Instruction:
In the records that follow, locate every line with "watermark" and extract it.

Data records:

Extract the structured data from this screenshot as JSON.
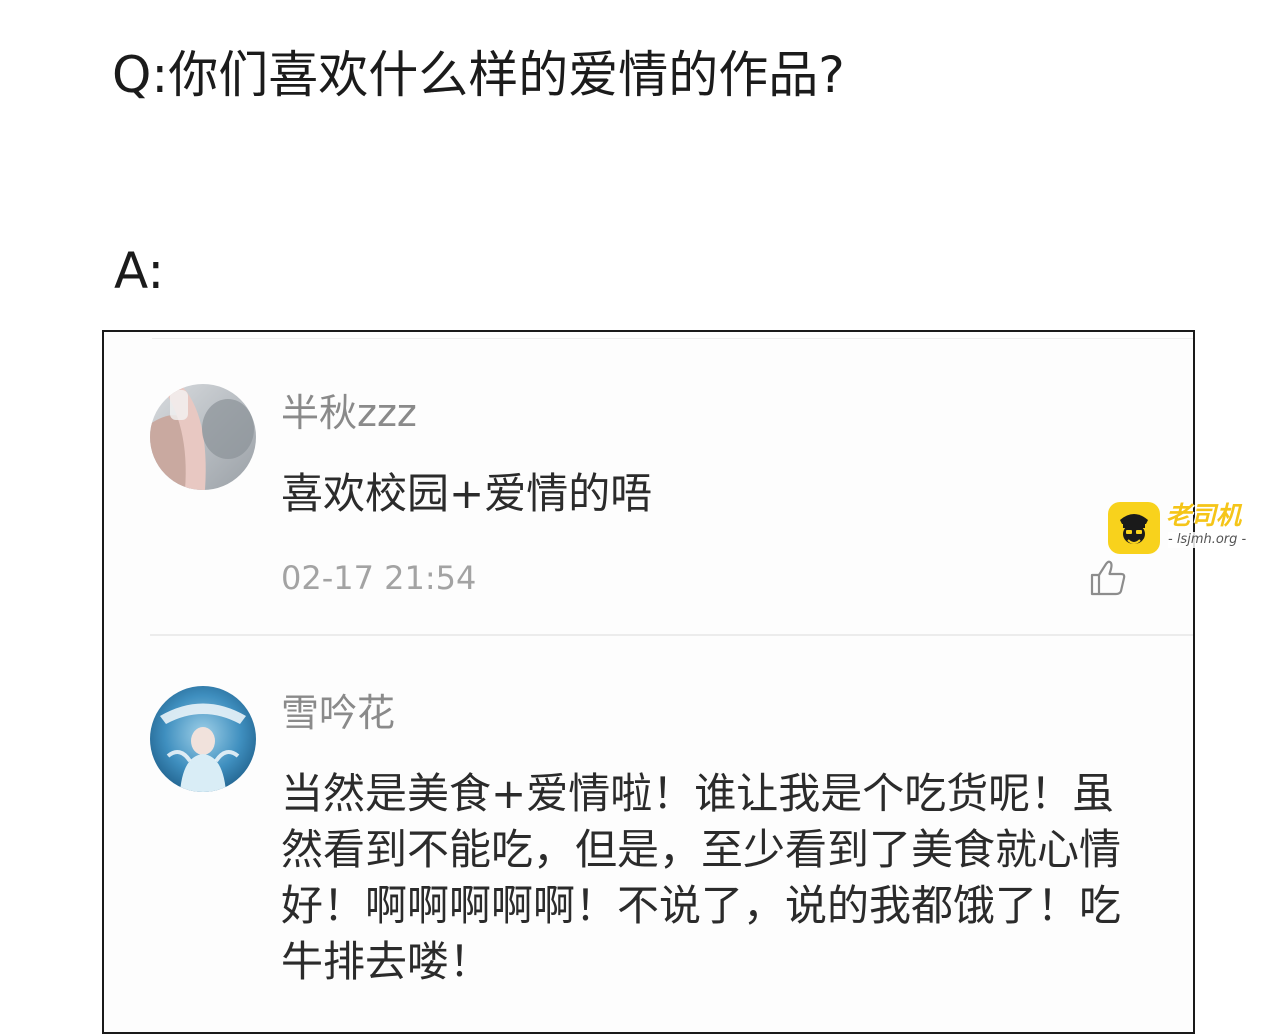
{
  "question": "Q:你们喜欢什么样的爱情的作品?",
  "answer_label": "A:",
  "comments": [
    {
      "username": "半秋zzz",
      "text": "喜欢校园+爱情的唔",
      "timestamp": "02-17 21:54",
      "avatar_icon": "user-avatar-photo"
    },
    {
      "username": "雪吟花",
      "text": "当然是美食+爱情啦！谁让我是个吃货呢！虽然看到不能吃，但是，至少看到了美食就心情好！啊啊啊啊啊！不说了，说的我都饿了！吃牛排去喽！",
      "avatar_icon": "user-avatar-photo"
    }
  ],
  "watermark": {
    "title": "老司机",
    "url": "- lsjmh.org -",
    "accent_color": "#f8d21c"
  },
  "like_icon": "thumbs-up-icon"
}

* * *

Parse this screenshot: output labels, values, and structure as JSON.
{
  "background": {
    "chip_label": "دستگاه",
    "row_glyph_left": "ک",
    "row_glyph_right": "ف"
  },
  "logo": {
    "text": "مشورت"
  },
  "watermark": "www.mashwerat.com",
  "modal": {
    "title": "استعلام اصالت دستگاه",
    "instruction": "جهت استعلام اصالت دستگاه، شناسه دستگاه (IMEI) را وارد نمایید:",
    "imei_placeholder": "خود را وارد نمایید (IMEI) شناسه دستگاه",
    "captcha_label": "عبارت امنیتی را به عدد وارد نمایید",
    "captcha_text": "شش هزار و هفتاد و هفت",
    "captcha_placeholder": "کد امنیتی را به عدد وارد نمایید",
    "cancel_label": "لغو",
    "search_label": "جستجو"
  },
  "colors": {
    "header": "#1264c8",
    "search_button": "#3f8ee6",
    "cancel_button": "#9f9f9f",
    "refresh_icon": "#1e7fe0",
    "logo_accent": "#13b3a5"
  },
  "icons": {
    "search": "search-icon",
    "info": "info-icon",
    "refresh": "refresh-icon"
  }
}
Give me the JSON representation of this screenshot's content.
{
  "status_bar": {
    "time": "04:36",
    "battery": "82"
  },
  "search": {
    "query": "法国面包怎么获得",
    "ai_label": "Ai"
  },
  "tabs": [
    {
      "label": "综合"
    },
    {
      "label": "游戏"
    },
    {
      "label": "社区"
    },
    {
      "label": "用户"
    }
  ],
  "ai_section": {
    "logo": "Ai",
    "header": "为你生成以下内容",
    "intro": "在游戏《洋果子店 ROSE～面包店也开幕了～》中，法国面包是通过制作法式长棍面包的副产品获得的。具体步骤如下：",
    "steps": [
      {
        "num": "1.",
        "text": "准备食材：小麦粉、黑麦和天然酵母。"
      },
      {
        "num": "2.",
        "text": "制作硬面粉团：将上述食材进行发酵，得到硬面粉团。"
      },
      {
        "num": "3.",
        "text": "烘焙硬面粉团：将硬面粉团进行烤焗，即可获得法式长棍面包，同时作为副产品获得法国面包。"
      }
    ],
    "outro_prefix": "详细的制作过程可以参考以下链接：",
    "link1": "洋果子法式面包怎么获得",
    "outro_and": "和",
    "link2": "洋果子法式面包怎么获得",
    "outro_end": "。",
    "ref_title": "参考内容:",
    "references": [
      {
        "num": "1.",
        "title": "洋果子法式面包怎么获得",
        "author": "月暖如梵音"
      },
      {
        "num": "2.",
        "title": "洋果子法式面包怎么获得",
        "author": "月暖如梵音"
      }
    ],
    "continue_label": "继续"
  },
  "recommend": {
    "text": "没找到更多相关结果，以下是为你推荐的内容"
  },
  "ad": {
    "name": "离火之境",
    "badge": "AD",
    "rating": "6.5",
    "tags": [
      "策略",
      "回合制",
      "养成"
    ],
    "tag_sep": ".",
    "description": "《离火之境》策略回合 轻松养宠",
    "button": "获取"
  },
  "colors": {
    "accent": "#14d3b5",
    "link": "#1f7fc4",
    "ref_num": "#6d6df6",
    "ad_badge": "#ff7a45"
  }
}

==

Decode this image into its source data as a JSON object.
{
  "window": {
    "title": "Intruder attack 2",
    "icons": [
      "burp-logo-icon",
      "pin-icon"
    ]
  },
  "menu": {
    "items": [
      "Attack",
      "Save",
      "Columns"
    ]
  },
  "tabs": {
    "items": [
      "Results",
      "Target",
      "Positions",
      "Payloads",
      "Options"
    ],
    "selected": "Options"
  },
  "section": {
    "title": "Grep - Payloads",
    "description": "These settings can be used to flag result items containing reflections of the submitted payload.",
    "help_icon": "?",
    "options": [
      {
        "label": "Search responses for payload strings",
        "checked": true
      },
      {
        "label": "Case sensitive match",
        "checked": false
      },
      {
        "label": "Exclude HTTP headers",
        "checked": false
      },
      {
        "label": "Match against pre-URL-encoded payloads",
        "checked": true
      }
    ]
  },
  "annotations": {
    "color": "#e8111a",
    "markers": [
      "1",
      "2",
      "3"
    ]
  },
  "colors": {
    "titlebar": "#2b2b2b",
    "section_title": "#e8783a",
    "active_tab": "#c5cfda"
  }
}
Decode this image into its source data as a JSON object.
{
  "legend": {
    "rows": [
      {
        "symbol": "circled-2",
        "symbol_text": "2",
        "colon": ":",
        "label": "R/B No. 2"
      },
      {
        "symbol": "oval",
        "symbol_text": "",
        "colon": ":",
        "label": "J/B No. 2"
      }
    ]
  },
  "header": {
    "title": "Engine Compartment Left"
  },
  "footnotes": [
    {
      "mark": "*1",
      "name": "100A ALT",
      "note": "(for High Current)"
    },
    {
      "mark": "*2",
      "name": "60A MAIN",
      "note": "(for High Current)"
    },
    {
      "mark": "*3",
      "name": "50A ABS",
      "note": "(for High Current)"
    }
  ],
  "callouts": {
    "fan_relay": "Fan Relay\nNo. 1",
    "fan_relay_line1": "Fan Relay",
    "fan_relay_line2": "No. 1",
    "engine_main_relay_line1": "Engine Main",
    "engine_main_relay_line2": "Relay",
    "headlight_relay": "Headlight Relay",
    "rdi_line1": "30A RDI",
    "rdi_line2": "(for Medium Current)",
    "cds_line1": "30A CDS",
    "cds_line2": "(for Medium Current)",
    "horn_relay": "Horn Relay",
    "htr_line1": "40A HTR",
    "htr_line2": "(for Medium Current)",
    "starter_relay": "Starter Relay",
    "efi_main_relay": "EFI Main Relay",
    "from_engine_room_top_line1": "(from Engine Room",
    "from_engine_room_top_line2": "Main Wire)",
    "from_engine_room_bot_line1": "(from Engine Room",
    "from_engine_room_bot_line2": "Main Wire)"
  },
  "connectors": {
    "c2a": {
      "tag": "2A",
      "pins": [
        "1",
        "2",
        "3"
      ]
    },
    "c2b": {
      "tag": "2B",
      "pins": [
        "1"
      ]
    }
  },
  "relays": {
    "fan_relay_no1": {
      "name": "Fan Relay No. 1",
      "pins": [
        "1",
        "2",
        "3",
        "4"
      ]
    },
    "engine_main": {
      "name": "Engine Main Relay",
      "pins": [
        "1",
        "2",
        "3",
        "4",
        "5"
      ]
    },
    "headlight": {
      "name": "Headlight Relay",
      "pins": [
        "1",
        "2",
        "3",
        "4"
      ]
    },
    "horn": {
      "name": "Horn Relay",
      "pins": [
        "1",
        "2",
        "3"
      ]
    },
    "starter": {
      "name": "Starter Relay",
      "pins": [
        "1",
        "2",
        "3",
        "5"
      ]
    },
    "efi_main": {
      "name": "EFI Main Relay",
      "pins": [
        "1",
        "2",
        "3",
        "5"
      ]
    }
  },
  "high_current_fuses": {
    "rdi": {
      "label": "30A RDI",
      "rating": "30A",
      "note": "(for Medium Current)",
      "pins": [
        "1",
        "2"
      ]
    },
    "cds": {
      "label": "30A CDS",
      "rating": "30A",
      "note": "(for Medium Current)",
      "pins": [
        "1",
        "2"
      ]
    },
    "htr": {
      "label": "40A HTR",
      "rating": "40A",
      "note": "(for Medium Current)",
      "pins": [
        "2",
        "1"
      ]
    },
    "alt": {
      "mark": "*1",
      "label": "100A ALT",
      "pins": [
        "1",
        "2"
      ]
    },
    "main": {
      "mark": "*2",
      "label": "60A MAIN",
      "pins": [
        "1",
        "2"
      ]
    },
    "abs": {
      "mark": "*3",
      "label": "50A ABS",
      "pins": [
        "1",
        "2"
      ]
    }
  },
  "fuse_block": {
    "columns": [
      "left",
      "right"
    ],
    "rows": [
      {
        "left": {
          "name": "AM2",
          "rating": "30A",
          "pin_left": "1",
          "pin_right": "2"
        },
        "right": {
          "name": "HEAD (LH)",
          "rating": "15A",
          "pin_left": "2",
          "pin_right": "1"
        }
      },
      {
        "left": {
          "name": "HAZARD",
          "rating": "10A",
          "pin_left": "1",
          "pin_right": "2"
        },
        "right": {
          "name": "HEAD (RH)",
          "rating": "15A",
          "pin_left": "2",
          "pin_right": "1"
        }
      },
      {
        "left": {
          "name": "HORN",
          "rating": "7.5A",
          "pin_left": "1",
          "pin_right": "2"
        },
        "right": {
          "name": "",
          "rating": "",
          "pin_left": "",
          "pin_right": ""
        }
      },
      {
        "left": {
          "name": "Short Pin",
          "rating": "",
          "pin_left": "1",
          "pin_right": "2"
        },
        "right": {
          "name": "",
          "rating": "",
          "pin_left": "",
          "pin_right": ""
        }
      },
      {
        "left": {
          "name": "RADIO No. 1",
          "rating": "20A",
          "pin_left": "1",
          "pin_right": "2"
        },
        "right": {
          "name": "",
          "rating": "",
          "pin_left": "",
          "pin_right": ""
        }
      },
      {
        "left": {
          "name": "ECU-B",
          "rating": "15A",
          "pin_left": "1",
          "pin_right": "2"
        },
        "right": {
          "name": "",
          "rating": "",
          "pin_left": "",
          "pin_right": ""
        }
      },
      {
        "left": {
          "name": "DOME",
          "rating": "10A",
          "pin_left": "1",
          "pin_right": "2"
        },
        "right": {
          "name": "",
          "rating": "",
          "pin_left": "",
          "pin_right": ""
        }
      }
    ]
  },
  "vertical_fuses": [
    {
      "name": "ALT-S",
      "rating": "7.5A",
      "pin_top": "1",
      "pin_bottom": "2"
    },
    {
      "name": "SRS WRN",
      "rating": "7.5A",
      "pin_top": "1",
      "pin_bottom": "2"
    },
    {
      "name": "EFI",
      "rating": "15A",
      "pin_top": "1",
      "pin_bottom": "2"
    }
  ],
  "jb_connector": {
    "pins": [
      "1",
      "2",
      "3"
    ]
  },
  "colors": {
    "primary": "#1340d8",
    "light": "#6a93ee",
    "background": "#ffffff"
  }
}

Response below:
  "watermark": {
  "watermark": "www.mashwerat.com",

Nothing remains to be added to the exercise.